## BEGIN RAW RECORDS
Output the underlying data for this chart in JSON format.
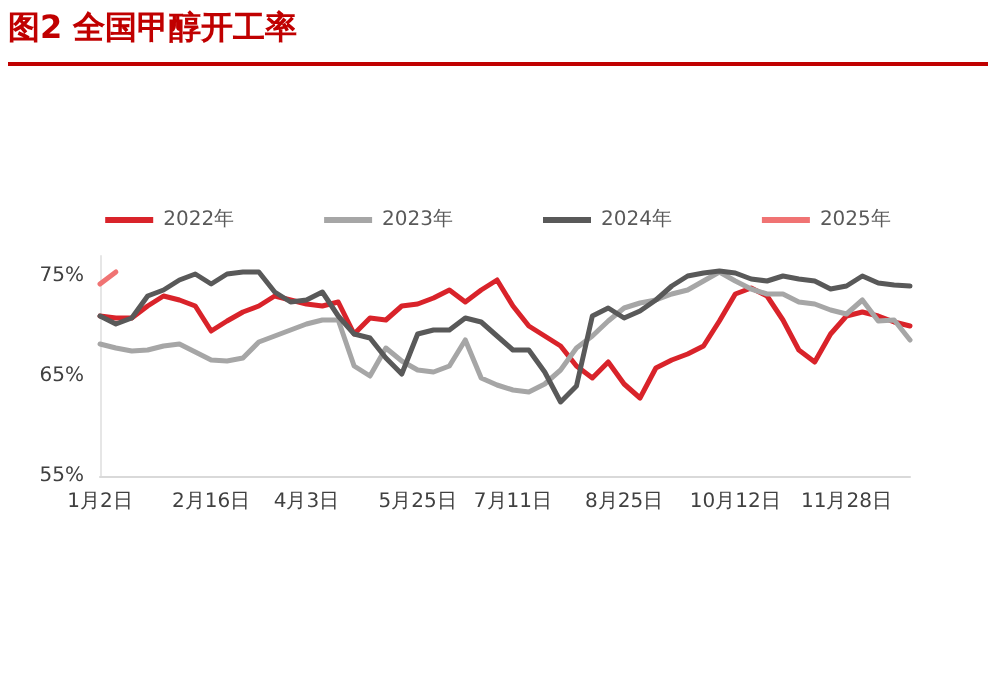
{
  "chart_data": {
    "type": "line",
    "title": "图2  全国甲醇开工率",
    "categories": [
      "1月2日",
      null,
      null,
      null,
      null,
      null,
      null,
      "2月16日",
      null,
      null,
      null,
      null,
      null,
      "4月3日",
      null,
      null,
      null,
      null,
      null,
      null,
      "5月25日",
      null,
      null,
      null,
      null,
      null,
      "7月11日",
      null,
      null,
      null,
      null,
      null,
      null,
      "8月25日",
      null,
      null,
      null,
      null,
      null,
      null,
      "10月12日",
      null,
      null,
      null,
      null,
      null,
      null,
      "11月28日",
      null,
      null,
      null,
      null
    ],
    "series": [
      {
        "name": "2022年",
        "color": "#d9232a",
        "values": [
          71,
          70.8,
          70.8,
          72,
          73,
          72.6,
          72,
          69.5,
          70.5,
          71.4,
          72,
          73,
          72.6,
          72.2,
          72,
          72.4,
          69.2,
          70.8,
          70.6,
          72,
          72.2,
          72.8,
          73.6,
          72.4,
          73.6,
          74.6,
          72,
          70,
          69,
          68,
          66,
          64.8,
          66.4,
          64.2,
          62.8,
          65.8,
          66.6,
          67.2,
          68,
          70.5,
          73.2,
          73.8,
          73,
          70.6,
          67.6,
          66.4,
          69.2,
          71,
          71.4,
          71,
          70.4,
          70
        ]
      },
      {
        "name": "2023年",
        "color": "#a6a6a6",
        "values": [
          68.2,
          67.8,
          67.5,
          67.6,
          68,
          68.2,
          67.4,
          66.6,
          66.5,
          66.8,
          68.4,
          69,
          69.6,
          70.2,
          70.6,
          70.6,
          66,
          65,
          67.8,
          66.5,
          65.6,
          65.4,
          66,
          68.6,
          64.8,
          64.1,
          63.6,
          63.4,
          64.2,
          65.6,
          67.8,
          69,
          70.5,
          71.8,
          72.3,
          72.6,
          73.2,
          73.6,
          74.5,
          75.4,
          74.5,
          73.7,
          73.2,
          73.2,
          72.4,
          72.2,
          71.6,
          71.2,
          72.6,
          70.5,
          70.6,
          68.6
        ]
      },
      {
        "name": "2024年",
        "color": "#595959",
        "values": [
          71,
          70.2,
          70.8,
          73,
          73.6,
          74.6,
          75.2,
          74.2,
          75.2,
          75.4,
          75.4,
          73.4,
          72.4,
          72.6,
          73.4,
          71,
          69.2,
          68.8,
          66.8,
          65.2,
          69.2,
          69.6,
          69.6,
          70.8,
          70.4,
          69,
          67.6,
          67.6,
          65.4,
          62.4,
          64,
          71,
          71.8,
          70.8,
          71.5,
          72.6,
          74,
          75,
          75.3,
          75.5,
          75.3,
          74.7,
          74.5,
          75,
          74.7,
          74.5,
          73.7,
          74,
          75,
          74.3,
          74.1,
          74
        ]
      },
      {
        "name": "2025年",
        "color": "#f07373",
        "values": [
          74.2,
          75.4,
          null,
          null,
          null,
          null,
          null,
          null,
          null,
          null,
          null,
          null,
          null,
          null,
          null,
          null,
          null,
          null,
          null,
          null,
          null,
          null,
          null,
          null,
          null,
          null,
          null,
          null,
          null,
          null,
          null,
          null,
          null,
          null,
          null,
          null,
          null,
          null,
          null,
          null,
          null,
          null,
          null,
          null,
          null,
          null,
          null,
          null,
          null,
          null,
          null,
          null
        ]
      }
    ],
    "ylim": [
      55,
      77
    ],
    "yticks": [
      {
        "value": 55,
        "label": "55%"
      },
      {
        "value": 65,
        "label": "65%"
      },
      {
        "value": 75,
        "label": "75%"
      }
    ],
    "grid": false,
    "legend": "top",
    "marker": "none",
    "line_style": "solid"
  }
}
## END RAW RECORDS
## BEGIN RAW RECORDS
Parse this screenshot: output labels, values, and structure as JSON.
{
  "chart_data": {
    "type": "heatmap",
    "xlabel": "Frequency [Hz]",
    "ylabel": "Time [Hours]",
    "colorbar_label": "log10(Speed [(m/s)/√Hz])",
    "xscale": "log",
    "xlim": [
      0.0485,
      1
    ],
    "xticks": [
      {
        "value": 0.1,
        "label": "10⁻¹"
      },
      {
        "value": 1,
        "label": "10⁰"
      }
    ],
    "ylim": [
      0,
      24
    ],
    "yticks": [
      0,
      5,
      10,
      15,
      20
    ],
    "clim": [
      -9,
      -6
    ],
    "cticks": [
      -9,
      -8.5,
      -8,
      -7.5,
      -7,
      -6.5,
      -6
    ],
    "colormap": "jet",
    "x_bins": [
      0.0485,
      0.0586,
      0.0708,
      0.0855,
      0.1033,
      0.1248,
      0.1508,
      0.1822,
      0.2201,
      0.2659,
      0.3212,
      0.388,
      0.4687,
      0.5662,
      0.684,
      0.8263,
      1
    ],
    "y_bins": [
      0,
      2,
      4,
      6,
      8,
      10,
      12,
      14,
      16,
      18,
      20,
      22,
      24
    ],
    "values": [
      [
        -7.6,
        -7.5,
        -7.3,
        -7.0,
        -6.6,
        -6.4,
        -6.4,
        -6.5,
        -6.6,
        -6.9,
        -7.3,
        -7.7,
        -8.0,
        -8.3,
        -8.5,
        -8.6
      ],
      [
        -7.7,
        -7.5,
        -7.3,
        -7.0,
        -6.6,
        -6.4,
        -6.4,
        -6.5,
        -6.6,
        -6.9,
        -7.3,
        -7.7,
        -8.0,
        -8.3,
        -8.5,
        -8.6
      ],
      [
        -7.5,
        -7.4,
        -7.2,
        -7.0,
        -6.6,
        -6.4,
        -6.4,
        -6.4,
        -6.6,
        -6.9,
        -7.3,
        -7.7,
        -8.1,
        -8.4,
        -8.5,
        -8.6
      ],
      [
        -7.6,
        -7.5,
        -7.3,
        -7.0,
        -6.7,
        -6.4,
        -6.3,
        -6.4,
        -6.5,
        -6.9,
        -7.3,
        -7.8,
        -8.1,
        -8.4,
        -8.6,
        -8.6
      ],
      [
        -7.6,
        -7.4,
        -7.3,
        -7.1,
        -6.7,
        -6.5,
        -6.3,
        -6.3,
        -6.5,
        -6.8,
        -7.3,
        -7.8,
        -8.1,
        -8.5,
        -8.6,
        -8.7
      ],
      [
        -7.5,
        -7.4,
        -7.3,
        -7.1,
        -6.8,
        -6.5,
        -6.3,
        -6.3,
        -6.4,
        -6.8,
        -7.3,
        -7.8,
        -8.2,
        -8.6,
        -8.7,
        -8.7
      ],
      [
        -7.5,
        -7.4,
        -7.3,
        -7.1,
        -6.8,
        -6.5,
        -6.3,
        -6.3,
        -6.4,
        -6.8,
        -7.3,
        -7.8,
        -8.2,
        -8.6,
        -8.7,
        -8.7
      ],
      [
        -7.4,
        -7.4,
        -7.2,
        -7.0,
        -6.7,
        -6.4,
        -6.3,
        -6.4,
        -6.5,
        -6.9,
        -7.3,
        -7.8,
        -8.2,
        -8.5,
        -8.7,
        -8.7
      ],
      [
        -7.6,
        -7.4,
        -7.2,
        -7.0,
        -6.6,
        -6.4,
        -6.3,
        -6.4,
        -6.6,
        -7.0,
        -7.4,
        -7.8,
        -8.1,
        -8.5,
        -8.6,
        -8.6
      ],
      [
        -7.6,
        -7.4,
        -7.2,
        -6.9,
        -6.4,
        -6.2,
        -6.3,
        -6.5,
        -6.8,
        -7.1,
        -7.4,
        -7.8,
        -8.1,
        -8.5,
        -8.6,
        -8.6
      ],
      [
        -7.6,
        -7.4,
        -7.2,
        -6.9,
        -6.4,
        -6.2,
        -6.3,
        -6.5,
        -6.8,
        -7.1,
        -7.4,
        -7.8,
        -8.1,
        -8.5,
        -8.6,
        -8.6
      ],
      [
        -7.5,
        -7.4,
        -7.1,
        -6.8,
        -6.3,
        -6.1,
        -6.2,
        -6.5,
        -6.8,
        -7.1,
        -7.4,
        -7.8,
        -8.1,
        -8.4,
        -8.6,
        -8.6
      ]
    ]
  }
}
## END RAW RECORDS
▶ _CHALLENGE_
Select and copy each line from the data that includes the word "name".

▶ _THE RESULT_
        "name": "2022年",
        "name": "2023年",
        "name": "2024年",
        "name": "2025年",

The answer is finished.